PROBLEM DESCRIPTION:
Copy the items from the line containing "Detect and localize" down to the line containing "list-item <box>621 669 1141 721</box>", with "preheat" swapped for "warm up" and nothing else changed. Omit the pictures.

THE RECORDS:
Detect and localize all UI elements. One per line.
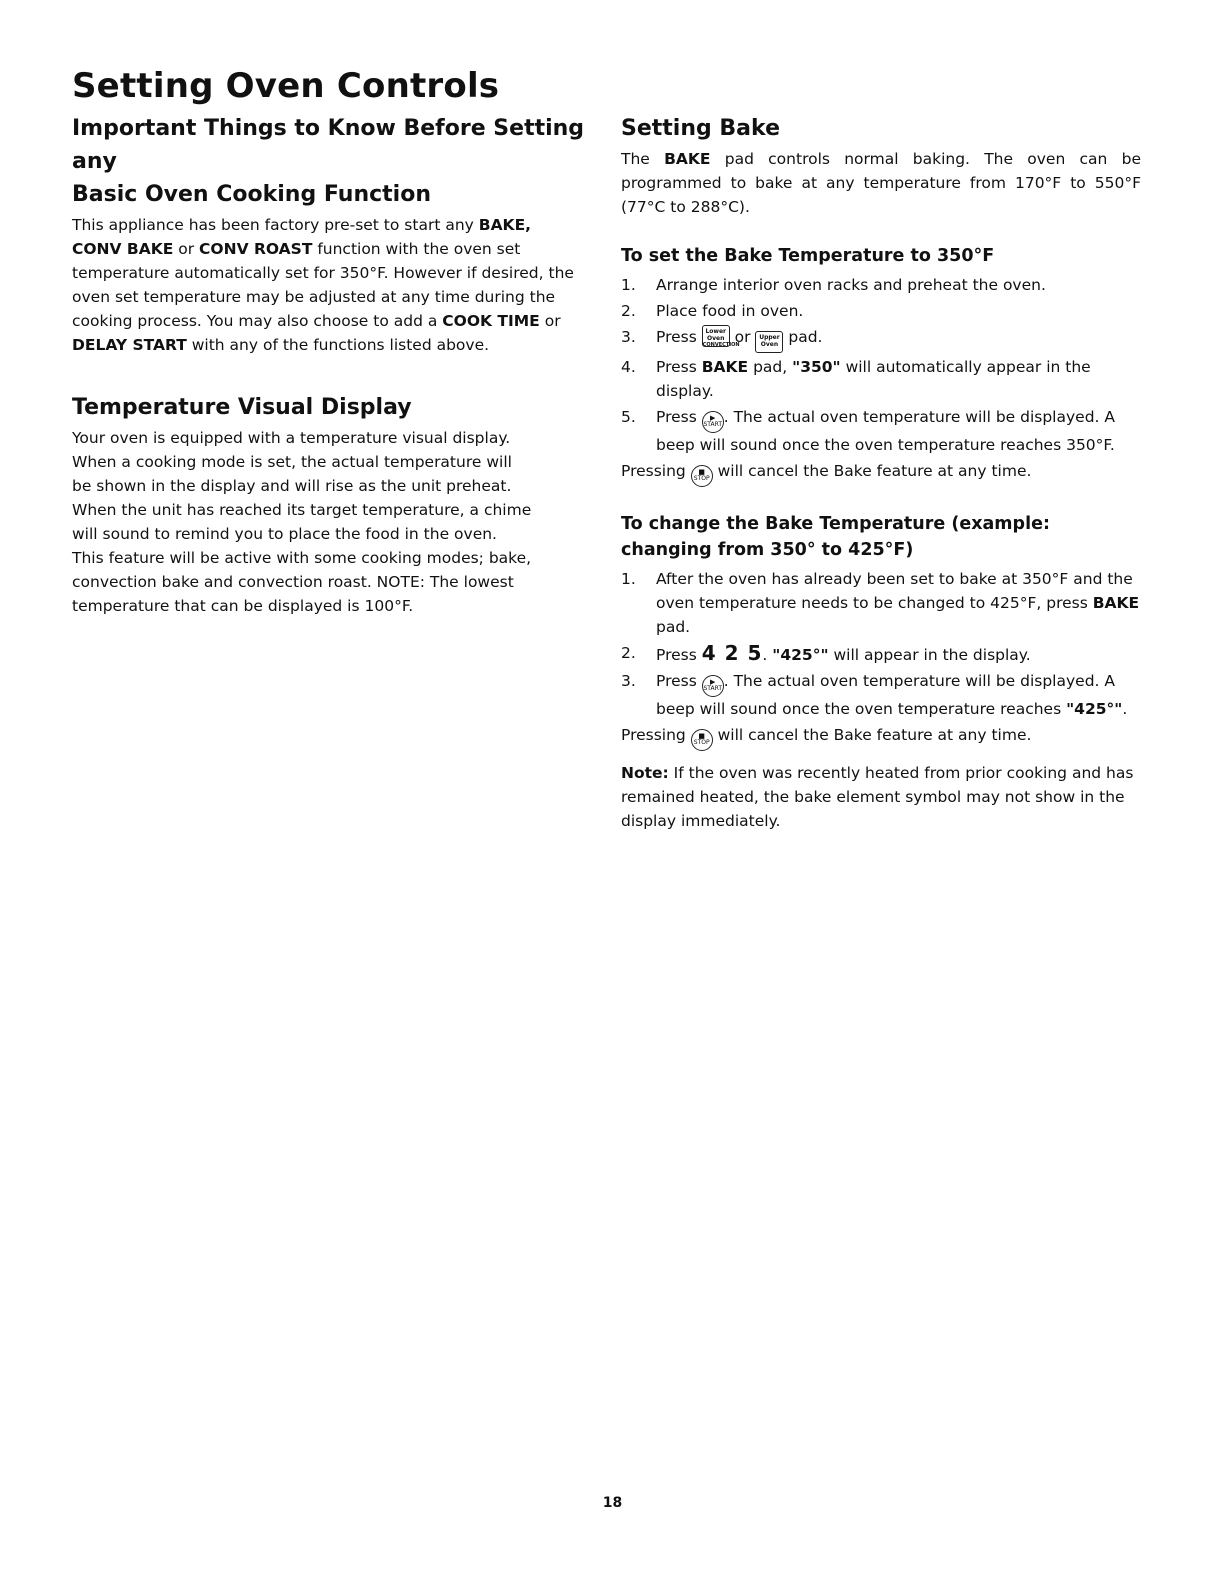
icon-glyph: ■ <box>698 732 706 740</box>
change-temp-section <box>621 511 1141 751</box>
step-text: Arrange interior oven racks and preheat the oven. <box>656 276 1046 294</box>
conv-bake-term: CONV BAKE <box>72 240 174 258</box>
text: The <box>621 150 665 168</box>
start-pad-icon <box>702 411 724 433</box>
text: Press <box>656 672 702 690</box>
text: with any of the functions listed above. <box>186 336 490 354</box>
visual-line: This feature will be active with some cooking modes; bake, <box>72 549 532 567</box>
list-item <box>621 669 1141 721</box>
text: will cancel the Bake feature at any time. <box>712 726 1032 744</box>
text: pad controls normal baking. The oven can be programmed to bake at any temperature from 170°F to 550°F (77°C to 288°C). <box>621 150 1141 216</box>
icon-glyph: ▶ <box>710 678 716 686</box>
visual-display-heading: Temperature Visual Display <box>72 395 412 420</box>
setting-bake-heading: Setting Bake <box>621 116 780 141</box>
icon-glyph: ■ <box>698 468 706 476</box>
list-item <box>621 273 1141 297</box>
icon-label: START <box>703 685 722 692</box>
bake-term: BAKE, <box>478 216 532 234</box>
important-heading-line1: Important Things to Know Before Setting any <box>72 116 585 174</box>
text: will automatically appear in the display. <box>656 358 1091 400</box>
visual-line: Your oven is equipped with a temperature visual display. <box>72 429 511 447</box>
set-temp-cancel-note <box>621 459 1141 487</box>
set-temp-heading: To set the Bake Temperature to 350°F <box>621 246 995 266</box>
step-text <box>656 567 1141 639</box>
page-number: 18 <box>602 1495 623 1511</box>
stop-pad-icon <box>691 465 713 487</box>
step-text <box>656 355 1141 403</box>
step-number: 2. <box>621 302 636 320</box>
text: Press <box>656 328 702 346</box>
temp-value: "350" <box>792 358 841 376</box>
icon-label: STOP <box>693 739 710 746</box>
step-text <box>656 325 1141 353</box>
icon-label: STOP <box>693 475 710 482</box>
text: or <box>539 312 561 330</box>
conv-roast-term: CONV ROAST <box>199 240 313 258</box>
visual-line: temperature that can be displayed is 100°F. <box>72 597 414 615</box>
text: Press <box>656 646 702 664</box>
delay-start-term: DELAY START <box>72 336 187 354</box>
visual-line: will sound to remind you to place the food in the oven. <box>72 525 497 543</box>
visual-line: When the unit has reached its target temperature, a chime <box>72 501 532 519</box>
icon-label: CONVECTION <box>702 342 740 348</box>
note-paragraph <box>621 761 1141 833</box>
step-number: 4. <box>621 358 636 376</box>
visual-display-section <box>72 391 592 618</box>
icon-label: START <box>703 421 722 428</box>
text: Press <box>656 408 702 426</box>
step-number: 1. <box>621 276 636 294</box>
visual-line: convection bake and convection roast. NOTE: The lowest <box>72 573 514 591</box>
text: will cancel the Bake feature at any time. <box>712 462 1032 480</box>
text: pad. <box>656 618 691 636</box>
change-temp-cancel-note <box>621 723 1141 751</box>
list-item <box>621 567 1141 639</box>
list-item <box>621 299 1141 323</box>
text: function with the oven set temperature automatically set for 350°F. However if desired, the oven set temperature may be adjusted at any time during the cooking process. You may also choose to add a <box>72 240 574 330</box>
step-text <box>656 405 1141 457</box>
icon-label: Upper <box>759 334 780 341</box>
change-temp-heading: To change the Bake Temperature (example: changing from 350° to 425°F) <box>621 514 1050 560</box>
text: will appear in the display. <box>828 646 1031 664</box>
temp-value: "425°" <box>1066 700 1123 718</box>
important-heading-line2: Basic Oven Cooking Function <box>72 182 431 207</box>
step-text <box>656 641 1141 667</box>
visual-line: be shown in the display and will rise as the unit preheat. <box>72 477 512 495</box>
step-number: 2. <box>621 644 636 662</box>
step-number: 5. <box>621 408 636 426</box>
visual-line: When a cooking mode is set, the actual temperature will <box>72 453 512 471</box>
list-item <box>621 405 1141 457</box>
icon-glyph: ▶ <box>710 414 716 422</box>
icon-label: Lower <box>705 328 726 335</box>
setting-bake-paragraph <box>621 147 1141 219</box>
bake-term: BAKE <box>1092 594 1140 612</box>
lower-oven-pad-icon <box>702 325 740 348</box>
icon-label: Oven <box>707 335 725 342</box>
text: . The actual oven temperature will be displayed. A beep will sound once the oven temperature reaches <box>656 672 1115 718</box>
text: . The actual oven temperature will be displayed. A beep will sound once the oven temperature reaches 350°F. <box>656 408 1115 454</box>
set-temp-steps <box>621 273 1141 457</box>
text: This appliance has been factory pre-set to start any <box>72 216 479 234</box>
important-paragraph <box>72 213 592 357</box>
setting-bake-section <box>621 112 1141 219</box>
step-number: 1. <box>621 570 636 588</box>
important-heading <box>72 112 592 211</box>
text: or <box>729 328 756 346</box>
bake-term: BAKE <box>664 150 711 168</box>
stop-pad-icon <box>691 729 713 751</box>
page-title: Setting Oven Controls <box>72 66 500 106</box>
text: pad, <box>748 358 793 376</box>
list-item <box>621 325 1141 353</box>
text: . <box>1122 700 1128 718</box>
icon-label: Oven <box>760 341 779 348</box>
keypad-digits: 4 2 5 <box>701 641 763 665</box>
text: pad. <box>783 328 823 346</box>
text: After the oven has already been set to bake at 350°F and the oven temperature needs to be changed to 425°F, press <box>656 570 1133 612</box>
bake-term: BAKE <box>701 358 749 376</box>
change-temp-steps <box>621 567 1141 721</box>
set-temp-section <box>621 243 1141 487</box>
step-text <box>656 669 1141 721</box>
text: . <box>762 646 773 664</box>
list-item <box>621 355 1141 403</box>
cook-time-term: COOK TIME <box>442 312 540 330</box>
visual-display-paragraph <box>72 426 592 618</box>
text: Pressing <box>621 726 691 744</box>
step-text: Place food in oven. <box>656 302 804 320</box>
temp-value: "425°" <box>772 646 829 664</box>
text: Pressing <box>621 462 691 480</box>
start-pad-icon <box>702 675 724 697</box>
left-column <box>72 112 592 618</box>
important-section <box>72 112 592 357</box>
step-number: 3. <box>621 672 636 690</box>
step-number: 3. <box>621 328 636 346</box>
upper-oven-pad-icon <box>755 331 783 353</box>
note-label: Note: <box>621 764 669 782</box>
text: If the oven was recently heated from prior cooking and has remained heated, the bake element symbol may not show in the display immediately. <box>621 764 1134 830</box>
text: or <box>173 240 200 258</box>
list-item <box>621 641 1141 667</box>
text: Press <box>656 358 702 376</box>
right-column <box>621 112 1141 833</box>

...

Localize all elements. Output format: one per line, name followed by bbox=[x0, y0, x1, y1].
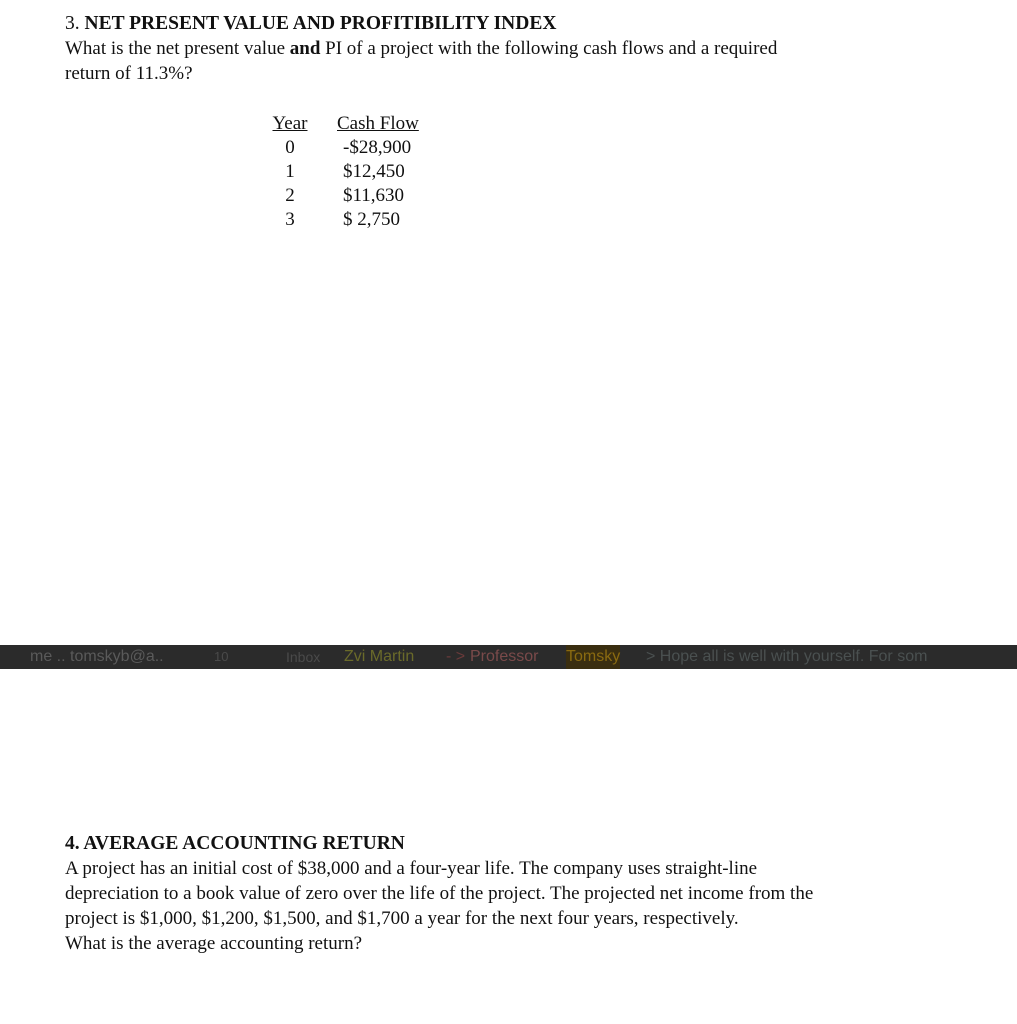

FULL OUTPUT:
Detect and localize all UI elements. One per line.
icon-glyph: ■ <box>698 732 706 740</box>
change-temp-section <box>621 511 1141 751</box>
step-text: Arrange interior oven racks and warm up the oven. <box>656 276 1046 294</box>
conv-bake-term: CONV BAKE <box>72 240 174 258</box>
text: The <box>621 150 665 168</box>
start-pad-icon <box>702 411 724 433</box>
text: Press <box>656 672 702 690</box>
text: with any of the functions listed above. <box>186 336 490 354</box>
visual-line: This feature will be active with some cooking modes; bake, <box>72 549 532 567</box>
list-item <box>621 669 1141 721</box>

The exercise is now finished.